Requirement: Below is a block of records. Copy every line in it that contains the word "foreground".

begin Data

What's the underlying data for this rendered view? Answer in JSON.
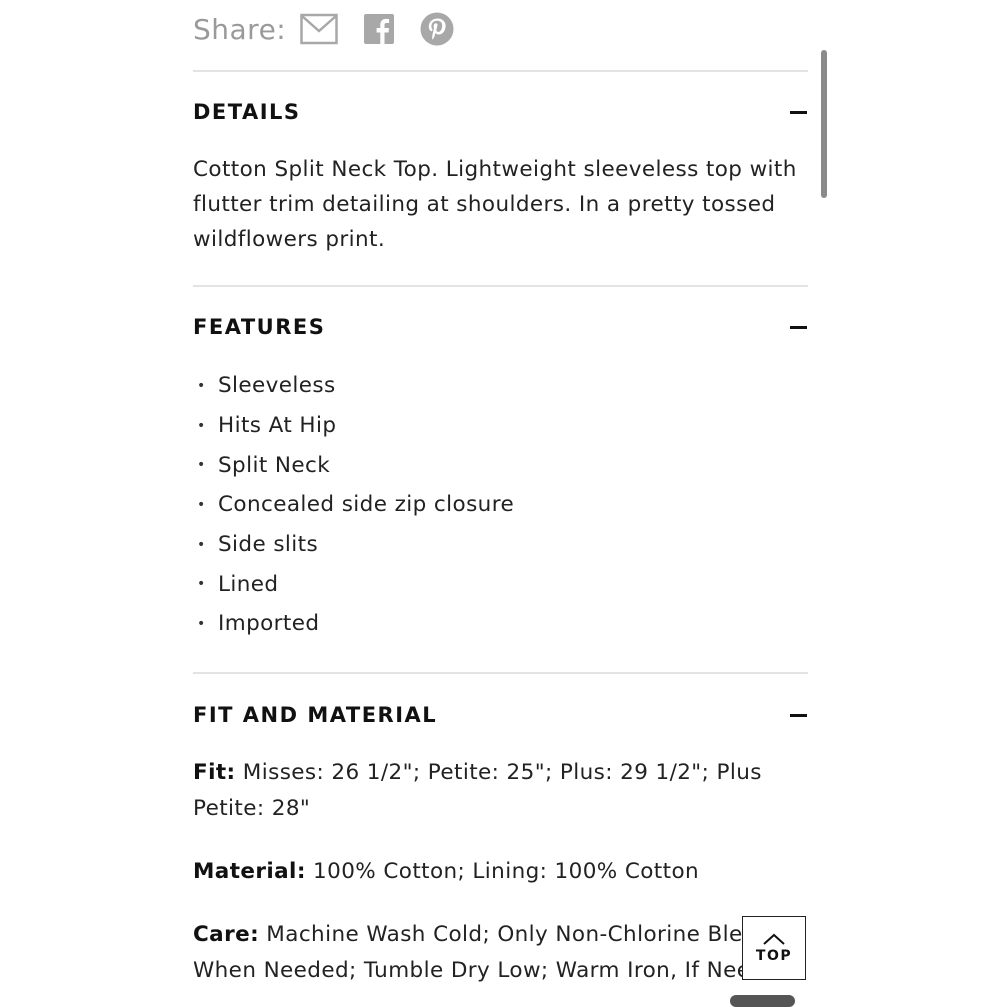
{
  "share": {
    "label": "Share:",
    "icons": [
      "email-icon",
      "facebook-icon",
      "pinterest-icon"
    ]
  },
  "details": {
    "title": "DETAILS",
    "text": "Cotton Split Neck Top. Lightweight sleeveless top with flutter trim detailing at shoulders. In a pretty tossed wildflowers print."
  },
  "features": {
    "title": "FEATURES",
    "items": [
      "Sleeveless",
      "Hits At Hip",
      "Split Neck",
      "Concealed side zip closure",
      "Side slits",
      "Lined",
      "Imported"
    ]
  },
  "fit_material": {
    "title": "FIT AND MATERIAL",
    "fit_label": "Fit:",
    "fit_value": " Misses: 26 1/2\"; Petite: 25\"; Plus: 29 1/2\"; Plus Petite: 28\"",
    "material_label": "Material:",
    "material_value": " 100% Cotton; Lining: 100% Cotton",
    "care_label": "Care:",
    "care_value": " Machine Wash Cold; Only Non-Chlorine Bleach When Needed; Tumble Dry Low; Warm Iron, If Needed"
  },
  "top_button": {
    "label": "TOP"
  },
  "colors": {
    "text": "#222222",
    "muted": "#9a9a9a",
    "divider": "#e3e3e3"
  }
}
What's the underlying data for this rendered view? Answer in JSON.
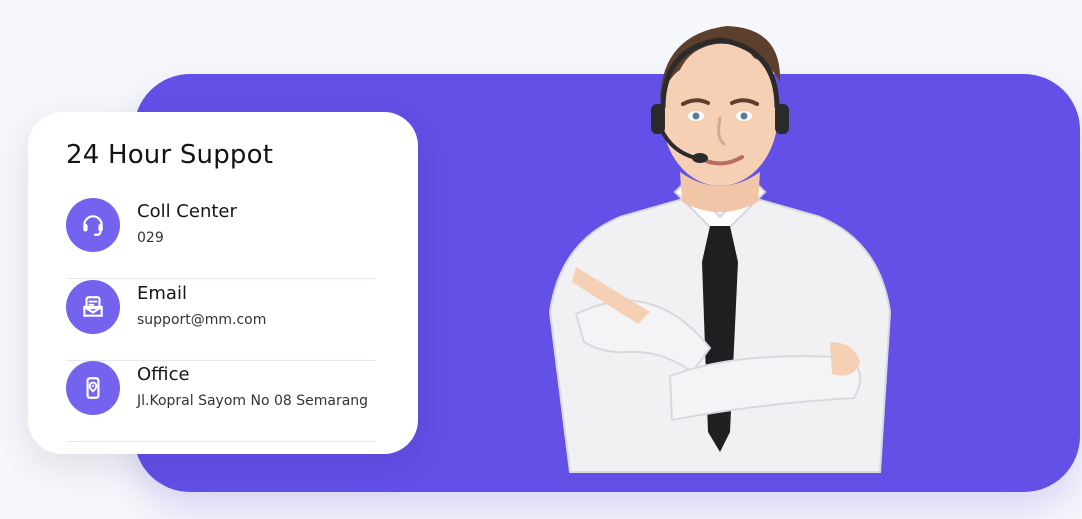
{
  "card": {
    "title": "24 Hour Suppot",
    "items": [
      {
        "label": "Coll Center",
        "value": "029",
        "icon": "headset-icon"
      },
      {
        "label": "Email",
        "value": "support@mm.com",
        "icon": "mailbox-icon"
      },
      {
        "label": "Office",
        "value": "Jl.Kopral Sayom No 08 Semarang",
        "icon": "location-phone-icon"
      }
    ]
  },
  "colors": {
    "accent": "#6250e7",
    "icon_bg": "#7463ee",
    "card_bg": "#ffffff",
    "page_bg": "#f6f7fb"
  }
}
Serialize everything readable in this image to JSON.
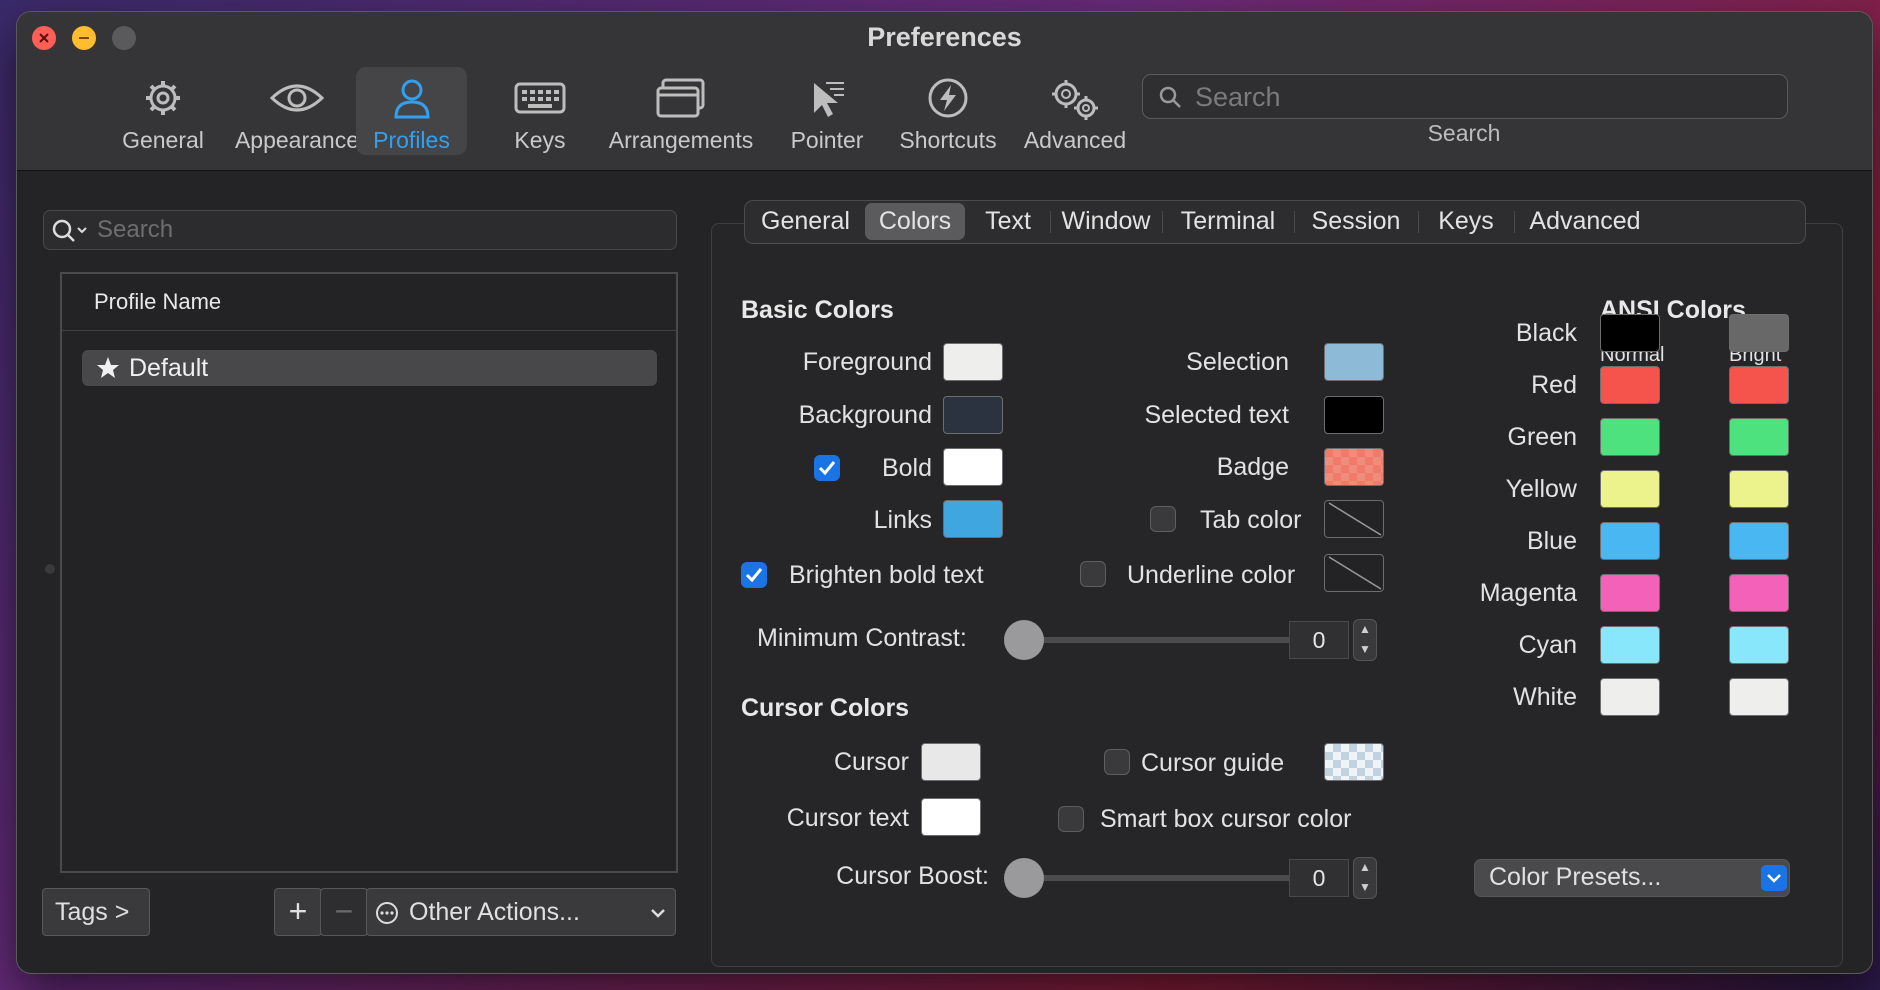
{
  "window": {
    "title": "Preferences"
  },
  "toolbar": {
    "items": [
      {
        "label": "General"
      },
      {
        "label": "Appearance"
      },
      {
        "label": "Profiles"
      },
      {
        "label": "Keys"
      },
      {
        "label": "Arrangements"
      },
      {
        "label": "Pointer"
      },
      {
        "label": "Shortcuts"
      },
      {
        "label": "Advanced"
      }
    ],
    "selected": "Profiles",
    "search_placeholder": "Search",
    "search_label": "Search"
  },
  "profiles": {
    "search_placeholder": "Search",
    "header": "Profile Name",
    "items": [
      {
        "name": "Default",
        "default": true
      }
    ],
    "tags_button": "Tags >",
    "add": "+",
    "remove": "−",
    "other_actions": "Other Actions..."
  },
  "tabs": {
    "items": [
      "General",
      "Colors",
      "Text",
      "Window",
      "Terminal",
      "Session",
      "Keys",
      "Advanced"
    ],
    "selected": "Colors"
  },
  "basic": {
    "title": "Basic Colors",
    "foreground": "Foreground",
    "background": "Background",
    "bold": "Bold",
    "links": "Links",
    "brighten": "Brighten bold text",
    "selection": "Selection",
    "selected_text": "Selected text",
    "badge": "Badge",
    "tab_color": "Tab color",
    "underline_color": "Underline color",
    "min_contrast": "Minimum Contrast:",
    "min_contrast_value": "0",
    "colors": {
      "foreground": "#eeeeec",
      "background": "#2b3340",
      "bold": "#ffffff",
      "links": "#3fa6df",
      "selection": "#8dbad7",
      "selected_text": "#000000",
      "badge": "#ef7c6a"
    }
  },
  "cursor": {
    "title": "Cursor Colors",
    "cursor": "Cursor",
    "cursor_text": "Cursor text",
    "cursor_guide": "Cursor guide",
    "smart_box": "Smart box cursor color",
    "boost": "Cursor Boost:",
    "boost_value": "0",
    "colors": {
      "cursor": "#e8e8e8",
      "cursor_text": "#ffffff",
      "cursor_guide": "#d8e4ee"
    }
  },
  "ansi": {
    "title": "ANSI Colors",
    "normal": "Normal",
    "bright": "Bright",
    "rows": [
      {
        "name": "Black",
        "normal": "#000000",
        "bright": "#686868"
      },
      {
        "name": "Red",
        "normal": "#f5544c",
        "bright": "#f5544c"
      },
      {
        "name": "Green",
        "normal": "#4ee27f",
        "bright": "#4ee27f"
      },
      {
        "name": "Yellow",
        "normal": "#ecf28c",
        "bright": "#ecf28c"
      },
      {
        "name": "Blue",
        "normal": "#48b7f2",
        "bright": "#48b7f2"
      },
      {
        "name": "Magenta",
        "normal": "#f361b8",
        "bright": "#f361b8"
      },
      {
        "name": "Cyan",
        "normal": "#88e7fa",
        "bright": "#88e7fa"
      },
      {
        "name": "White",
        "normal": "#eeeeec",
        "bright": "#eeeeec"
      }
    ],
    "presets": "Color Presets..."
  }
}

end Data

Answer to the task:
    "foreground": "Foreground",
      "foreground": "#eeeeec",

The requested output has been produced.